(Dataset rows)
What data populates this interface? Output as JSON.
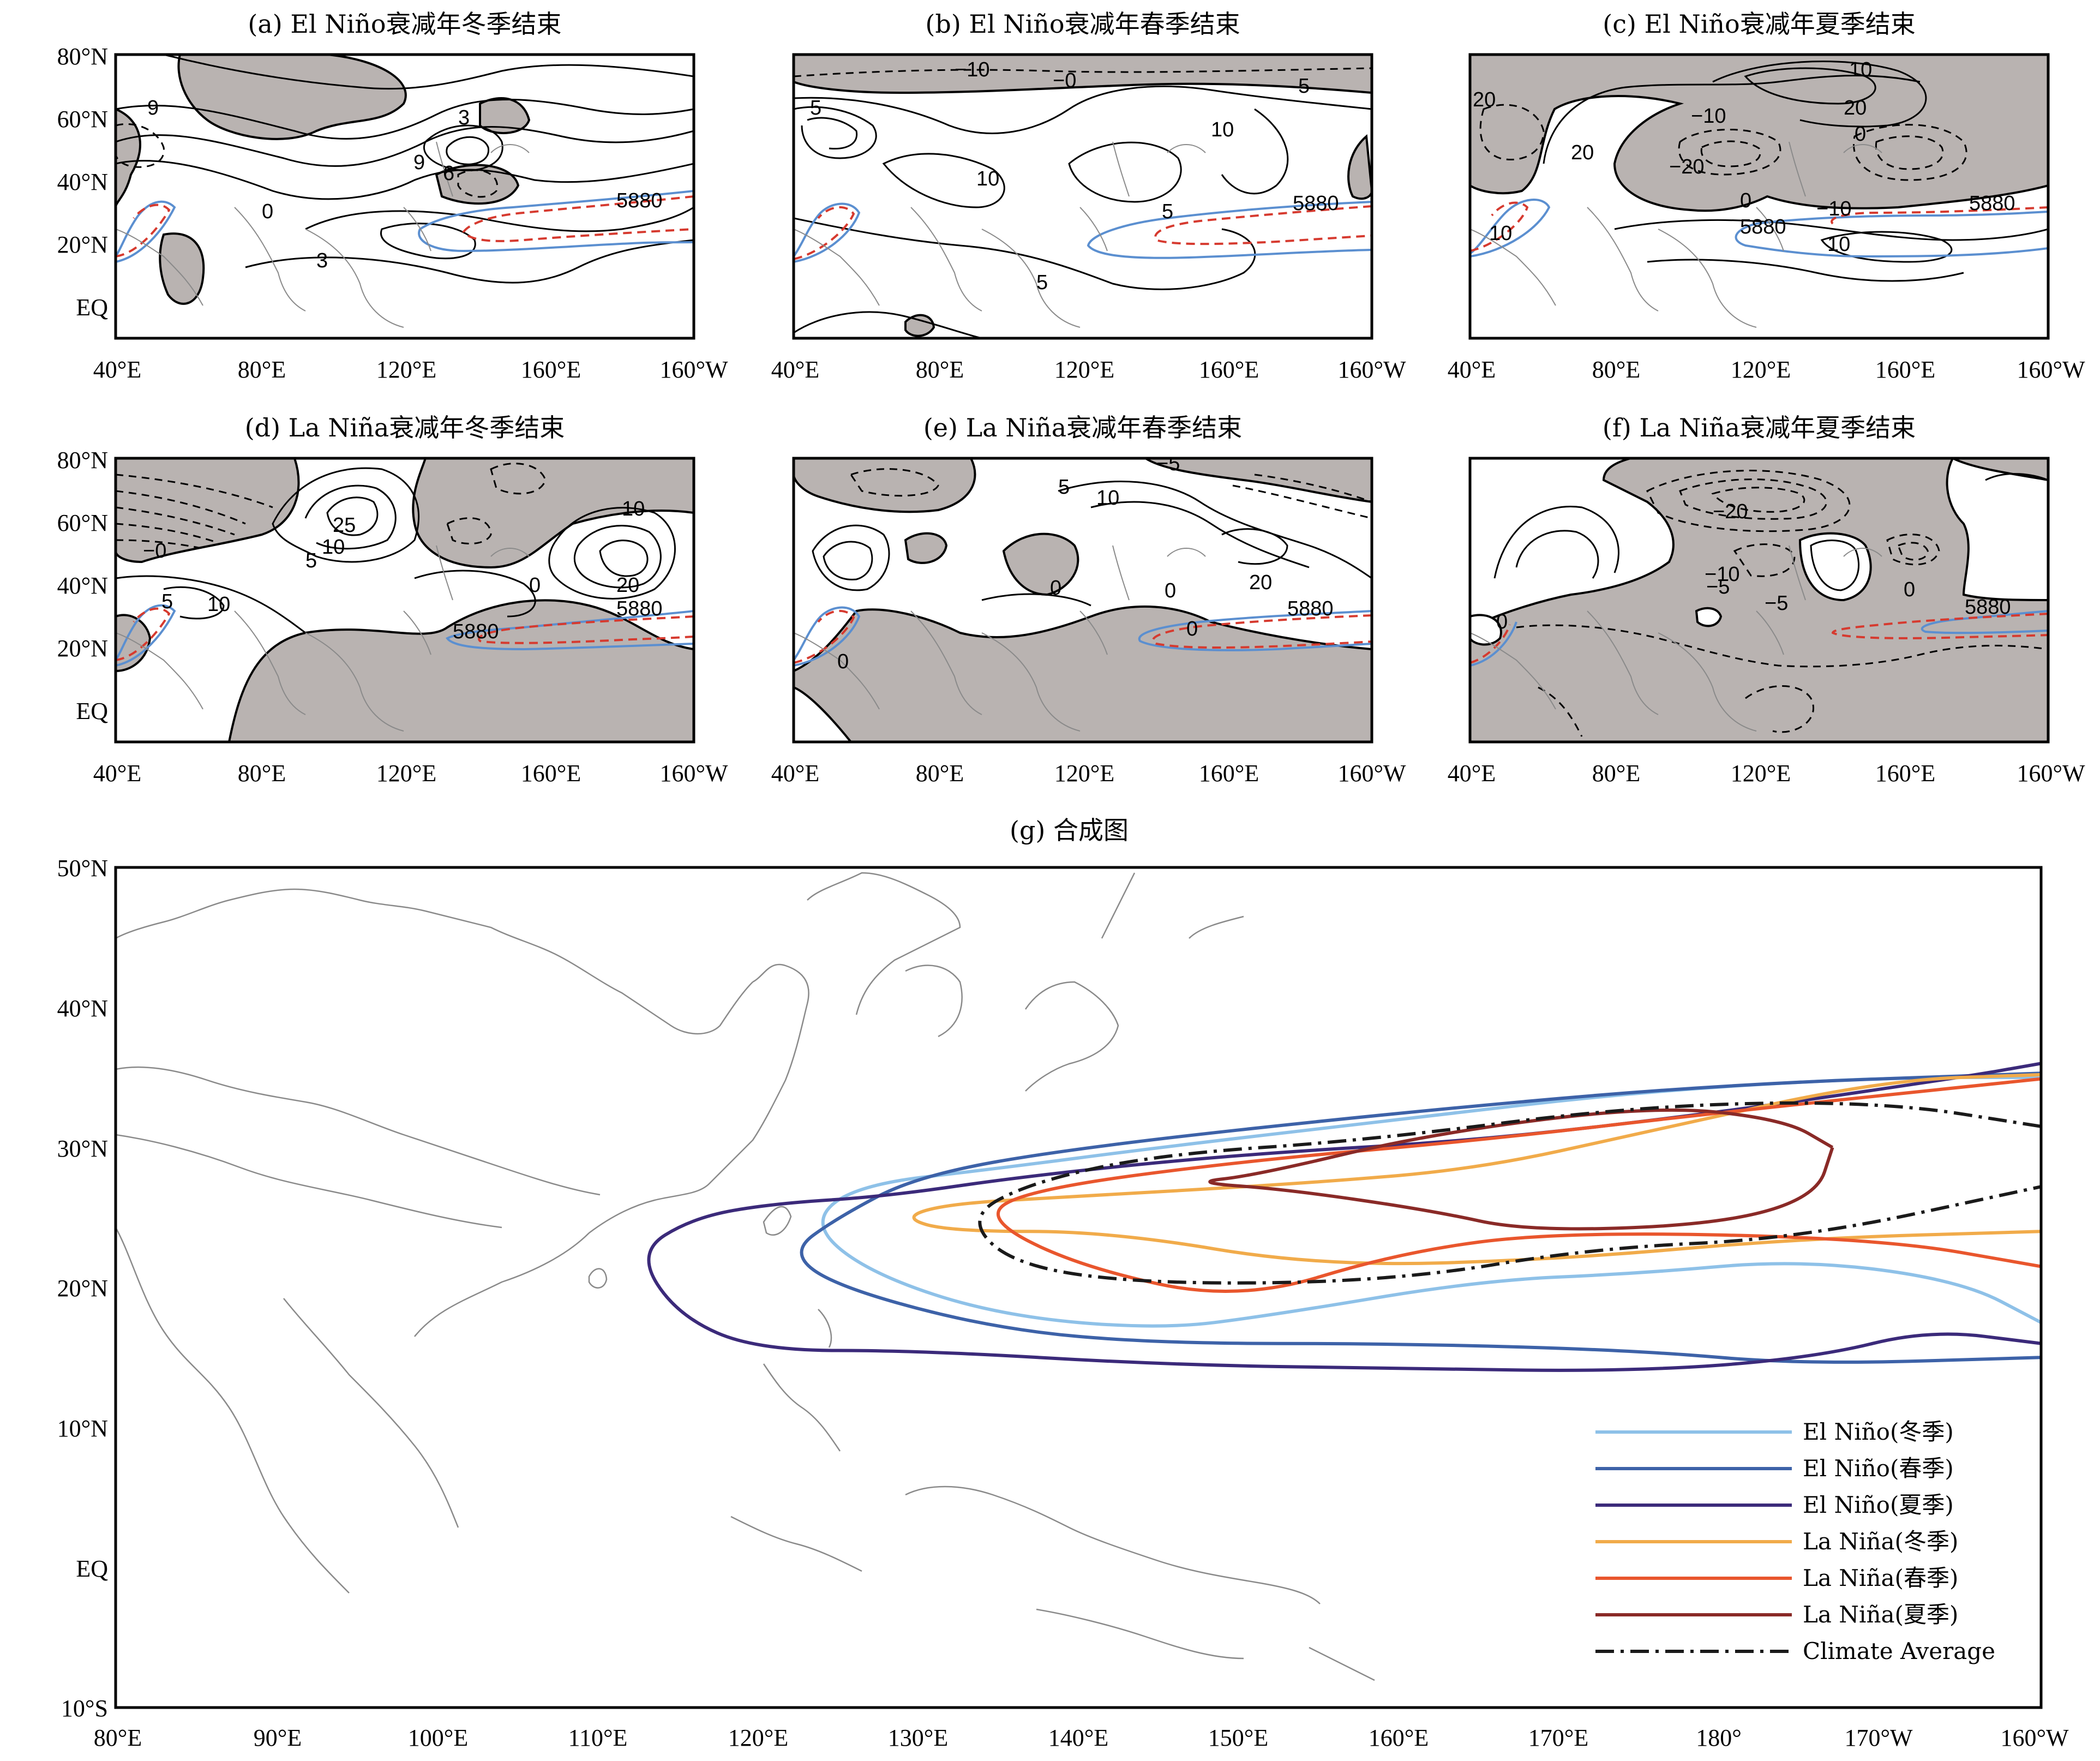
{
  "colors": {
    "shade": "#b9b3b1",
    "blue_5880": "#5b8fd0",
    "red_5880": "#d63a2f",
    "coast": "#8a8a8a",
    "el_winter": "#8ec1e8",
    "el_spring": "#3d62a8",
    "el_summer": "#3b2a7a",
    "la_winter": "#f1ab4a",
    "la_spring": "#e9562d",
    "la_summer": "#8a2a27",
    "climate": "#1a1a1a"
  },
  "small_axes": {
    "x_ticks": [
      "40°E",
      "80°E",
      "120°E",
      "160°E",
      "160°W"
    ],
    "y_ticks": [
      "80°N",
      "60°N",
      "40°N",
      "20°N",
      "EQ"
    ]
  },
  "panels": [
    {
      "id": "a",
      "title": "(a) El Niño衰减年冬季结束",
      "labels": [
        {
          "t": "9"
        },
        {
          "t": "3"
        },
        {
          "t": "9"
        },
        {
          "t": "6"
        },
        {
          "t": "0"
        },
        {
          "t": "3"
        },
        {
          "t": "5880",
          "c": "red"
        }
      ]
    },
    {
      "id": "b",
      "title": "(b) El Niño衰减年春季结束",
      "labels": [
        {
          "t": "−10"
        },
        {
          "t": "−0"
        },
        {
          "t": "5"
        },
        {
          "t": "5"
        },
        {
          "t": "10"
        },
        {
          "t": "10"
        },
        {
          "t": "5"
        },
        {
          "t": "5"
        },
        {
          "t": "5880",
          "c": "red"
        }
      ]
    },
    {
      "id": "c",
      "title": "(c) El Niño衰减年夏季结束",
      "labels": [
        {
          "t": "10"
        },
        {
          "t": "20"
        },
        {
          "t": "20"
        },
        {
          "t": "−10"
        },
        {
          "t": "0"
        },
        {
          "t": "20"
        },
        {
          "t": "−20"
        },
        {
          "t": "0"
        },
        {
          "t": "−10"
        },
        {
          "t": "10"
        },
        {
          "t": "10"
        },
        {
          "t": "5880",
          "c": "red"
        },
        {
          "t": "5880",
          "c": "blue"
        }
      ]
    },
    {
      "id": "d",
      "title": "(d) La Niña衰减年冬季结束",
      "labels": [
        {
          "t": "25"
        },
        {
          "t": "10"
        },
        {
          "t": "5"
        },
        {
          "t": "10"
        },
        {
          "t": "−0"
        },
        {
          "t": "5"
        },
        {
          "t": "10"
        },
        {
          "t": "0"
        },
        {
          "t": "20"
        },
        {
          "t": "5880",
          "c": "red"
        },
        {
          "t": "5880",
          "c": "blue"
        }
      ]
    },
    {
      "id": "e",
      "title": "(e) La Niña衰减年春季结束",
      "labels": [
        {
          "t": "−5"
        },
        {
          "t": "5"
        },
        {
          "t": "10"
        },
        {
          "t": "0"
        },
        {
          "t": "0"
        },
        {
          "t": "20"
        },
        {
          "t": "0"
        },
        {
          "t": "0"
        },
        {
          "t": "5880",
          "c": "red"
        }
      ]
    },
    {
      "id": "f",
      "title": "(f) La Niña衰减年夏季结束",
      "labels": [
        {
          "t": "−20"
        },
        {
          "t": "−10"
        },
        {
          "t": "−5"
        },
        {
          "t": "0"
        },
        {
          "t": "−5"
        },
        {
          "t": "0"
        },
        {
          "t": "5880",
          "c": "red"
        }
      ]
    }
  ],
  "main": {
    "title": "(g) 合成图",
    "x_ticks": [
      "80°E",
      "90°E",
      "100°E",
      "110°E",
      "120°E",
      "130°E",
      "140°E",
      "150°E",
      "160°E",
      "170°E",
      "180°",
      "170°W",
      "160°W"
    ],
    "y_ticks": [
      "50°N",
      "40°N",
      "30°N",
      "20°N",
      "10°N",
      "EQ",
      "10°S"
    ]
  },
  "legend": [
    {
      "label": "El Niño(冬季)",
      "color": "#8ec1e8",
      "dash": ""
    },
    {
      "label": "El Niño(春季)",
      "color": "#3d62a8",
      "dash": ""
    },
    {
      "label": "El Niño(夏季)",
      "color": "#3b2a7a",
      "dash": ""
    },
    {
      "label": "La Niña(冬季)",
      "color": "#f1ab4a",
      "dash": ""
    },
    {
      "label": "La Niña(春季)",
      "color": "#e9562d",
      "dash": ""
    },
    {
      "label": "La Niña(夏季)",
      "color": "#8a2a27",
      "dash": ""
    },
    {
      "label": "Climate Average",
      "color": "#1a1a1a",
      "dash": "34 12 6 12"
    }
  ],
  "chart_data": {
    "type": "line",
    "title": "(g) 合成图",
    "description_units": "contour outlines of the 5880 gpm isoline, lon (°E, 360-based) / lat (°N)",
    "xlim": [
      80,
      200
    ],
    "ylim": [
      -10,
      50
    ],
    "series": [
      {
        "name": "El Niño(冬季)",
        "points": [
          [
            200,
            17.5
          ],
          [
            195,
            20.5
          ],
          [
            185,
            22
          ],
          [
            175,
            21
          ],
          [
            165,
            20.5
          ],
          [
            152,
            18
          ],
          [
            145,
            17
          ],
          [
            135,
            18
          ],
          [
            127,
            21
          ],
          [
            123.3,
            24.5
          ],
          [
            126,
            27.3
          ],
          [
            135,
            28.5
          ],
          [
            145,
            30
          ],
          [
            160,
            32
          ],
          [
            175,
            34
          ],
          [
            190,
            35
          ],
          [
            200,
            35
          ]
        ]
      },
      {
        "name": "El Niño(春季)",
        "points": [
          [
            200,
            15
          ],
          [
            185,
            14.5
          ],
          [
            175,
            15.5
          ],
          [
            160,
            16
          ],
          [
            145,
            16
          ],
          [
            135,
            17
          ],
          [
            125,
            20
          ],
          [
            122,
            22.5
          ],
          [
            125,
            25
          ],
          [
            130,
            28
          ],
          [
            140,
            30
          ],
          [
            160,
            32.5
          ],
          [
            180,
            34.5
          ],
          [
            200,
            35.3
          ]
        ]
      },
      {
        "name": "El Niño(夏季)",
        "points": [
          [
            200,
            16
          ],
          [
            193,
            17
          ],
          [
            186,
            15
          ],
          [
            175,
            14
          ],
          [
            160,
            14.2
          ],
          [
            145,
            14.5
          ],
          [
            130,
            15.5
          ],
          [
            120,
            15.5
          ],
          [
            115,
            18
          ],
          [
            112.5,
            22.5
          ],
          [
            116,
            25
          ],
          [
            121,
            26
          ],
          [
            128,
            26.5
          ],
          [
            137,
            28
          ],
          [
            150,
            29.5
          ],
          [
            165,
            30.5
          ],
          [
            180,
            32.5
          ],
          [
            195,
            35
          ],
          [
            200,
            36
          ]
        ]
      },
      {
        "name": "La Niña(冬季)",
        "points": [
          [
            200,
            24
          ],
          [
            185,
            23.5
          ],
          [
            170,
            22
          ],
          [
            155,
            21.5
          ],
          [
            142,
            24
          ],
          [
            132,
            24
          ],
          [
            129,
            25
          ],
          [
            132,
            26
          ],
          [
            140,
            26.5
          ],
          [
            155,
            27.5
          ],
          [
            165,
            28.5
          ],
          [
            175,
            31
          ],
          [
            190,
            34.8
          ],
          [
            200,
            35.2
          ]
        ]
      },
      {
        "name": "La Niña(春季)",
        "points": [
          [
            200,
            21.5
          ],
          [
            190,
            23.5
          ],
          [
            170,
            24
          ],
          [
            160,
            22.5
          ],
          [
            150,
            19
          ],
          [
            140,
            21.5
          ],
          [
            134,
            25
          ],
          [
            137,
            27
          ],
          [
            150,
            29
          ],
          [
            165,
            30.5
          ],
          [
            180,
            32.5
          ],
          [
            200,
            34.9
          ]
        ]
      },
      {
        "name": "La Niña(夏季)",
        "points": [
          [
            187,
            30
          ],
          [
            184,
            32
          ],
          [
            176,
            33
          ],
          [
            162,
            31
          ],
          [
            151,
            28
          ],
          [
            147,
            27.5
          ],
          [
            153,
            27
          ],
          [
            162,
            25.5
          ],
          [
            168,
            24
          ],
          [
            180,
            24.5
          ],
          [
            186,
            26.5
          ],
          [
            187,
            30
          ]
        ]
      },
      {
        "name": "Climate Average",
        "points": [
          [
            200,
            31.5
          ],
          [
            190,
            33.3
          ],
          [
            175,
            33
          ],
          [
            158,
            30.5
          ],
          [
            145,
            29.5
          ],
          [
            137,
            27.5
          ],
          [
            133,
            25
          ],
          [
            136,
            21.5
          ],
          [
            145,
            20.2
          ],
          [
            160,
            20.5
          ],
          [
            172,
            22.8
          ],
          [
            185,
            23.5
          ],
          [
            200,
            27.2
          ]
        ]
      }
    ]
  }
}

_THE EXERCISE:_
Count the lines in the records above that contain the word "Average", and reply with only that number.

_RESULT OF THE TASK:_
2